═══ Extracted information

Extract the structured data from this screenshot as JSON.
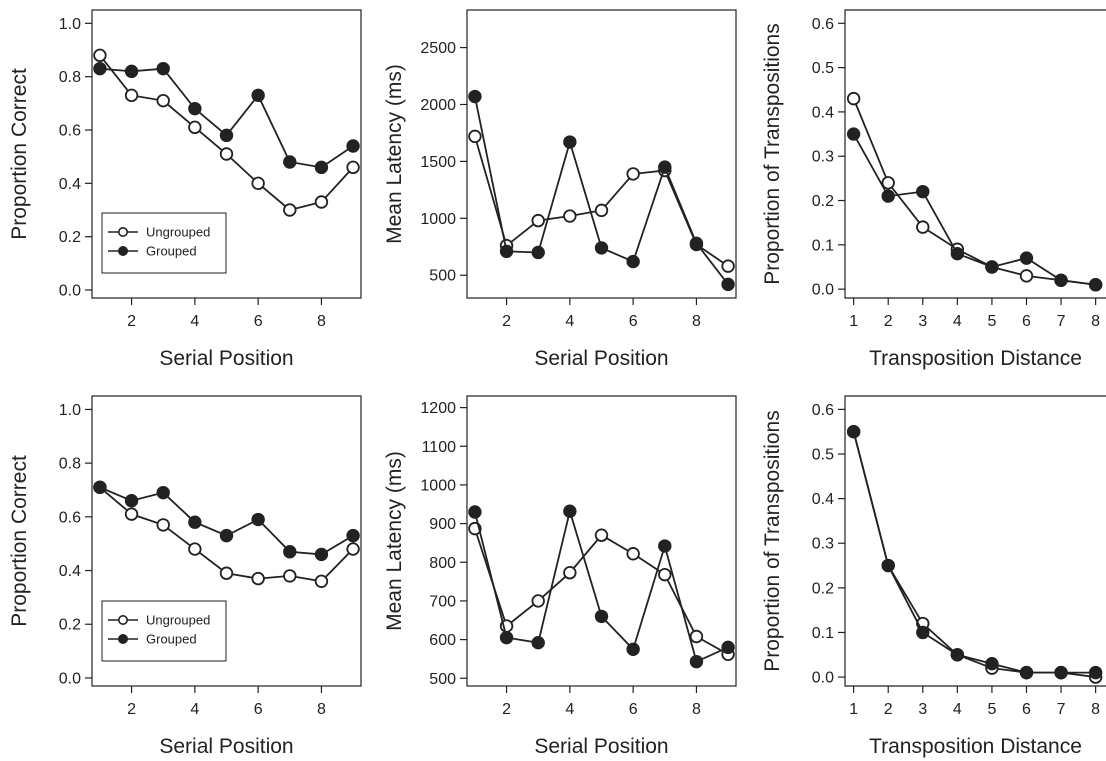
{
  "colors": {
    "ink": "#222222",
    "open_marker_fill": "#ffffff",
    "filled_marker_fill": "#222222"
  },
  "chart_data": [
    {
      "type": "line",
      "xlabel": "Serial Position",
      "ylabel": "Proportion Correct",
      "xlim": [
        0.75,
        9.25
      ],
      "ylim": [
        -0.03,
        1.05
      ],
      "xticks": [
        2,
        4,
        6,
        8
      ],
      "xtick_labels": [
        "2",
        "4",
        "6",
        "8"
      ],
      "yticks": [
        0,
        0.2,
        0.4,
        0.6,
        0.8,
        1.0
      ],
      "ytick_labels": [
        "0.0",
        "0.2",
        "0.4",
        "0.6",
        "0.8",
        "1.0"
      ],
      "legend": "bottom-left",
      "series": [
        {
          "name": "Ungrouped",
          "marker": "open",
          "x": [
            1,
            2,
            3,
            4,
            5,
            6,
            7,
            8,
            9
          ],
          "y": [
            0.88,
            0.73,
            0.71,
            0.61,
            0.51,
            0.4,
            0.3,
            0.33,
            0.46
          ]
        },
        {
          "name": "Grouped",
          "marker": "filled",
          "x": [
            1,
            2,
            3,
            4,
            5,
            6,
            7,
            8,
            9
          ],
          "y": [
            0.83,
            0.82,
            0.83,
            0.68,
            0.58,
            0.73,
            0.48,
            0.46,
            0.54
          ]
        }
      ]
    },
    {
      "type": "line",
      "xlabel": "Serial Position",
      "ylabel": "Mean Latency (ms)",
      "xlim": [
        0.75,
        9.25
      ],
      "ylim": [
        300,
        2830
      ],
      "xticks": [
        2,
        4,
        6,
        8
      ],
      "xtick_labels": [
        "2",
        "4",
        "6",
        "8"
      ],
      "yticks": [
        500,
        1000,
        1500,
        2000,
        2500
      ],
      "ytick_labels": [
        "500",
        "1000",
        "1500",
        "2000",
        "2500"
      ],
      "series": [
        {
          "marker": "open",
          "x": [
            1,
            2,
            3,
            4,
            5,
            6,
            7,
            8,
            9
          ],
          "y": [
            1720,
            760,
            980,
            1020,
            1070,
            1390,
            1420,
            770,
            580
          ]
        },
        {
          "marker": "filled",
          "x": [
            1,
            2,
            3,
            4,
            5,
            6,
            7,
            8,
            9
          ],
          "y": [
            2070,
            710,
            700,
            1670,
            740,
            620,
            1450,
            780,
            420
          ]
        }
      ]
    },
    {
      "type": "line",
      "xlabel": "Transposition Distance",
      "ylabel": "Proportion of Transpositions",
      "xlim": [
        0.75,
        8.3
      ],
      "ylim": [
        -0.02,
        0.63
      ],
      "xticks": [
        1,
        2,
        3,
        4,
        5,
        6,
        7,
        8
      ],
      "xtick_labels": [
        "1",
        "2",
        "3",
        "4",
        "5",
        "6",
        "7",
        "8"
      ],
      "yticks": [
        0,
        0.1,
        0.2,
        0.3,
        0.4,
        0.5,
        0.6
      ],
      "ytick_labels": [
        "0.0",
        "0.1",
        "0.2",
        "0.3",
        "0.4",
        "0.5",
        "0.6"
      ],
      "series": [
        {
          "marker": "open",
          "x": [
            1,
            2,
            3,
            4,
            5,
            6,
            7,
            8
          ],
          "y": [
            0.43,
            0.24,
            0.14,
            0.09,
            0.05,
            0.03,
            0.02,
            0.01
          ]
        },
        {
          "marker": "filled",
          "x": [
            1,
            2,
            3,
            4,
            5,
            6,
            7,
            8
          ],
          "y": [
            0.35,
            0.21,
            0.22,
            0.08,
            0.05,
            0.07,
            0.02,
            0.01
          ]
        }
      ]
    },
    {
      "type": "line",
      "xlabel": "Serial Position",
      "ylabel": "Proportion Correct",
      "xlim": [
        0.75,
        9.25
      ],
      "ylim": [
        -0.03,
        1.05
      ],
      "xticks": [
        2,
        4,
        6,
        8
      ],
      "xtick_labels": [
        "2",
        "4",
        "6",
        "8"
      ],
      "yticks": [
        0,
        0.2,
        0.4,
        0.6,
        0.8,
        1.0
      ],
      "ytick_labels": [
        "0.0",
        "0.2",
        "0.4",
        "0.6",
        "0.8",
        "1.0"
      ],
      "legend": "bottom-left",
      "series": [
        {
          "name": "Ungrouped",
          "marker": "open",
          "x": [
            1,
            2,
            3,
            4,
            5,
            6,
            7,
            8,
            9
          ],
          "y": [
            0.71,
            0.61,
            0.57,
            0.48,
            0.39,
            0.37,
            0.38,
            0.36,
            0.48
          ]
        },
        {
          "name": "Grouped",
          "marker": "filled",
          "x": [
            1,
            2,
            3,
            4,
            5,
            6,
            7,
            8,
            9
          ],
          "y": [
            0.71,
            0.66,
            0.69,
            0.58,
            0.53,
            0.59,
            0.47,
            0.46,
            0.53
          ]
        }
      ]
    },
    {
      "type": "line",
      "xlabel": "Serial Position",
      "ylabel": "Mean Latency (ms)",
      "xlim": [
        0.75,
        9.25
      ],
      "ylim": [
        480,
        1230
      ],
      "xticks": [
        2,
        4,
        6,
        8
      ],
      "xtick_labels": [
        "2",
        "4",
        "6",
        "8"
      ],
      "yticks": [
        500,
        600,
        700,
        800,
        900,
        1000,
        1100,
        1200
      ],
      "ytick_labels": [
        "500",
        "600",
        "700",
        "800",
        "900",
        "1000",
        "1100",
        "1200"
      ],
      "series": [
        {
          "marker": "open",
          "x": [
            1,
            2,
            3,
            4,
            5,
            6,
            7,
            8,
            9
          ],
          "y": [
            887,
            635,
            700,
            773,
            870,
            822,
            768,
            608,
            562
          ]
        },
        {
          "marker": "filled",
          "x": [
            1,
            2,
            3,
            4,
            5,
            6,
            7,
            8,
            9
          ],
          "y": [
            930,
            605,
            592,
            932,
            660,
            575,
            842,
            543,
            580
          ]
        }
      ]
    },
    {
      "type": "line",
      "xlabel": "Transposition Distance",
      "ylabel": "Proportion of Transpositions",
      "xlim": [
        0.75,
        8.3
      ],
      "ylim": [
        -0.02,
        0.63
      ],
      "xticks": [
        1,
        2,
        3,
        4,
        5,
        6,
        7,
        8
      ],
      "xtick_labels": [
        "1",
        "2",
        "3",
        "4",
        "5",
        "6",
        "7",
        "8"
      ],
      "yticks": [
        0,
        0.1,
        0.2,
        0.3,
        0.4,
        0.5,
        0.6
      ],
      "ytick_labels": [
        "0.0",
        "0.1",
        "0.2",
        "0.3",
        "0.4",
        "0.5",
        "0.6"
      ],
      "series": [
        {
          "marker": "open",
          "x": [
            1,
            2,
            3,
            4,
            5,
            6,
            7,
            8
          ],
          "y": [
            0.55,
            0.25,
            0.12,
            0.05,
            0.02,
            0.01,
            0.01,
            0.0
          ]
        },
        {
          "marker": "filled",
          "x": [
            1,
            2,
            3,
            4,
            5,
            6,
            7,
            8
          ],
          "y": [
            0.55,
            0.25,
            0.1,
            0.05,
            0.03,
            0.01,
            0.01,
            0.01
          ]
        }
      ]
    }
  ]
}
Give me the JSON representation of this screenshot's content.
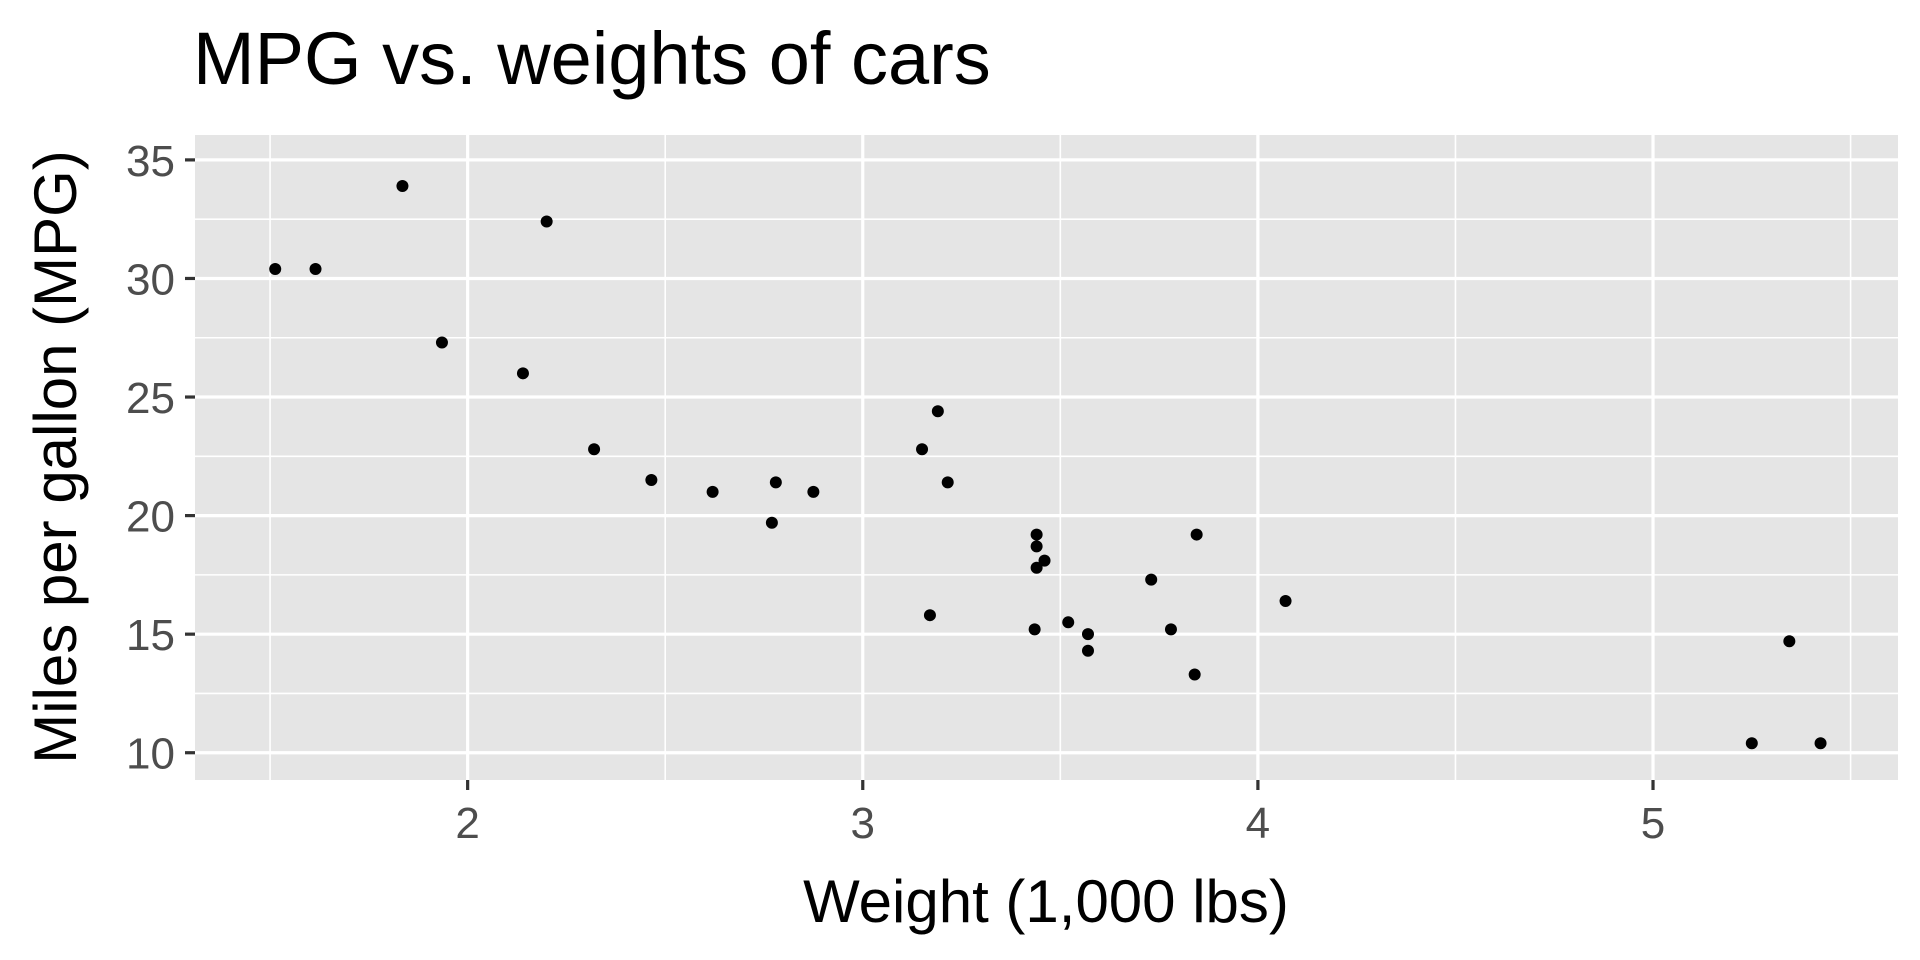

══════

▸ Problem
Each line of the material must be retyped exactly, except that images are omitted.

▸ Finished exercise
Extract the structured data from this screenshot as JSON.
{
  "colors": {
    "ink": "#222222",
    "open_marker_fill": "#ffffff",
    "filled_marker_fill": "#222222"
  },
  "chart_data": [
    {
      "type": "line",
      "xlabel": "Serial Position",
      "ylabel": "Proportion Correct",
      "xlim": [
        0.75,
        9.25
      ],
      "ylim": [
        -0.03,
        1.05
      ],
      "xticks": [
        2,
        4,
        6,
        8
      ],
      "xtick_labels": [
        "2",
        "4",
        "6",
        "8"
      ],
      "yticks": [
        0,
        0.2,
        0.4,
        0.6,
        0.8,
        1.0
      ],
      "ytick_labels": [
        "0.0",
        "0.2",
        "0.4",
        "0.6",
        "0.8",
        "1.0"
      ],
      "legend": "bottom-left",
      "series": [
        {
          "name": "Ungrouped",
          "marker": "open",
          "x": [
            1,
            2,
            3,
            4,
            5,
            6,
            7,
            8,
            9
          ],
          "y": [
            0.88,
            0.73,
            0.71,
            0.61,
            0.51,
            0.4,
            0.3,
            0.33,
            0.46
          ]
        },
        {
          "name": "Grouped",
          "marker": "filled",
          "x": [
            1,
            2,
            3,
            4,
            5,
            6,
            7,
            8,
            9
          ],
          "y": [
            0.83,
            0.82,
            0.83,
            0.68,
            0.58,
            0.73,
            0.48,
            0.46,
            0.54
          ]
        }
      ]
    },
    {
      "type": "line",
      "xlabel": "Serial Position",
      "ylabel": "Mean Latency (ms)",
      "xlim": [
        0.75,
        9.25
      ],
      "ylim": [
        300,
        2830
      ],
      "xticks": [
        2,
        4,
        6,
        8
      ],
      "xtick_labels": [
        "2",
        "4",
        "6",
        "8"
      ],
      "yticks": [
        500,
        1000,
        1500,
        2000,
        2500
      ],
      "ytick_labels": [
        "500",
        "1000",
        "1500",
        "2000",
        "2500"
      ],
      "series": [
        {
          "marker": "open",
          "x": [
            1,
            2,
            3,
            4,
            5,
            6,
            7,
            8,
            9
          ],
          "y": [
            1720,
            760,
            980,
            1020,
            1070,
            1390,
            1420,
            770,
            580
          ]
        },
        {
          "marker": "filled",
          "x": [
            1,
            2,
            3,
            4,
            5,
            6,
            7,
            8,
            9
          ],
          "y": [
            2070,
            710,
            700,
            1670,
            740,
            620,
            1450,
            780,
            420
          ]
        }
      ]
    },
    {
      "type": "line",
      "xlabel": "Transposition Distance",
      "ylabel": "Proportion of Transpositions",
      "xlim": [
        0.75,
        8.3
      ],
      "ylim": [
        -0.02,
        0.63
      ],
      "xticks": [
        1,
        2,
        3,
        4,
        5,
        6,
        7,
        8
      ],
      "xtick_labels": [
        "1",
        "2",
        "3",
        "4",
        "5",
        "6",
        "7",
        "8"
      ],
      "yticks": [
        0,
        0.1,
        0.2,
        0.3,
        0.4,
        0.5,
        0.6
      ],
      "ytick_labels": [
        "0.0",
        "0.1",
        "0.2",
        "0.3",
        "0.4",
        "0.5",
        "0.6"
      ],
      "series": [
        {
          "marker": "open",
          "x": [
            1,
            2,
            3,
            4,
            5,
            6,
            7,
            8
          ],
          "y": [
            0.43,
            0.24,
            0.14,
            0.09,
            0.05,
            0.03,
            0.02,
            0.01
          ]
        },
        {
          "marker": "filled",
          "x": [
            1,
            2,
            3,
            4,
            5,
            6,
            7,
            8
          ],
          "y": [
            0.35,
            0.21,
            0.22,
            0.08,
            0.05,
            0.07,
            0.02,
            0.01
          ]
        }
      ]
    },
    {
      "type": "line",
      "xlabel": "Serial Position",
      "ylabel": "Proportion Correct",
      "xlim": [
        0.75,
        9.25
      ],
      "ylim": [
        -0.03,
        1.05
      ],
      "xticks": [
        2,
        4,
        6,
        8
      ],
      "xtick_labels": [
        "2",
        "4",
        "6",
        "8"
      ],
      "yticks": [
        0,
        0.2,
        0.4,
        0.6,
        0.8,
        1.0
      ],
      "ytick_labels": [
        "0.0",
        "0.2",
        "0.4",
        "0.6",
        "0.8",
        "1.0"
      ],
      "legend": "bottom-left",
      "series": [
        {
          "name": "Ungrouped",
          "marker": "open",
          "x": [
            1,
            2,
            3,
            4,
            5,
            6,
            7,
            8,
            9
          ],
          "y": [
            0.71,
            0.61,
            0.57,
            0.48,
            0.39,
            0.37,
            0.38,
            0.36,
            0.48
          ]
        },
        {
          "name": "Grouped",
          "marker": "filled",
          "x": [
            1,
            2,
            3,
            4,
            5,
            6,
            7,
            8,
            9
          ],
          "y": [
            0.71,
            0.66,
            0.69,
            0.58,
            0.53,
            0.59,
            0.47,
            0.46,
            0.53
          ]
        }
      ]
    },
    {
      "type": "line",
      "xlabel": "Serial Position",
      "ylabel": "Mean Latency (ms)",
      "xlim": [
        0.75,
        9.25
      ],
      "ylim": [
        480,
        1230
      ],
      "xticks": [
        2,
        4,
        6,
        8
      ],
      "xtick_labels": [
        "2",
        "4",
        "6",
        "8"
      ],
      "yticks": [
        500,
        600,
        700,
        800,
        900,
        1000,
        1100,
        1200
      ],
      "ytick_labels": [
        "500",
        "600",
        "700",
        "800",
        "900",
        "1000",
        "1100",
        "1200"
      ],
      "series": [
        {
          "marker": "open",
          "x": [
            1,
            2,
            3,
            4,
            5,
            6,
            7,
            8,
            9
          ],
          "y": [
            887,
            635,
            700,
            773,
            870,
            822,
            768,
            608,
            562
          ]
        },
        {
          "marker": "filled",
          "x": [
            1,
            2,
            3,
            4,
            5,
            6,
            7,
            8,
            9
          ],
          "y": [
            930,
            605,
            592,
            932,
            660,
            575,
            842,
            543,
            580
          ]
        }
      ]
    },
    {
      "type": "line",
      "xlabel": "Transposition Distance",
      "ylabel": "Proportion of Transpositions",
      "xlim": [
        0.75,
        8.3
      ],
      "ylim": [
        -0.02,
        0.63
      ],
      "xticks": [
        1,
        2,
        3,
        4,
        5,
        6,
        7,
        8
      ],
      "xtick_labels": [
        "1",
        "2",
        "3",
        "4",
        "5",
        "6",
        "7",
        "8"
      ],
      "yticks": [
        0,
        0.1,
        0.2,
        0.3,
        0.4,
        0.5,
        0.6
      ],
      "ytick_labels": [
        "0.0",
        "0.1",
        "0.2",
        "0.3",
        "0.4",
        "0.5",
        "0.6"
      ],
      "series": [
        {
          "marker": "open",
          "x": [
            1,
            2,
            3,
            4,
            5,
            6,
            7,
            8
          ],
          "y": [
            0.55,
            0.25,
            0.12,
            0.05,
            0.02,
            0.01,
            0.01,
            0.0
          ]
        },
        {
          "marker": "filled",
          "x": [
            1,
            2,
            3,
            4,
            5,
            6,
            7,
            8
          ],
          "y": [
            0.55,
            0.25,
            0.1,
            0.05,
            0.03,
            0.01,
            0.01,
            0.01
          ]
        }
      ]
    }
  ]
}
Give me the JSON representation of this screenshot's content.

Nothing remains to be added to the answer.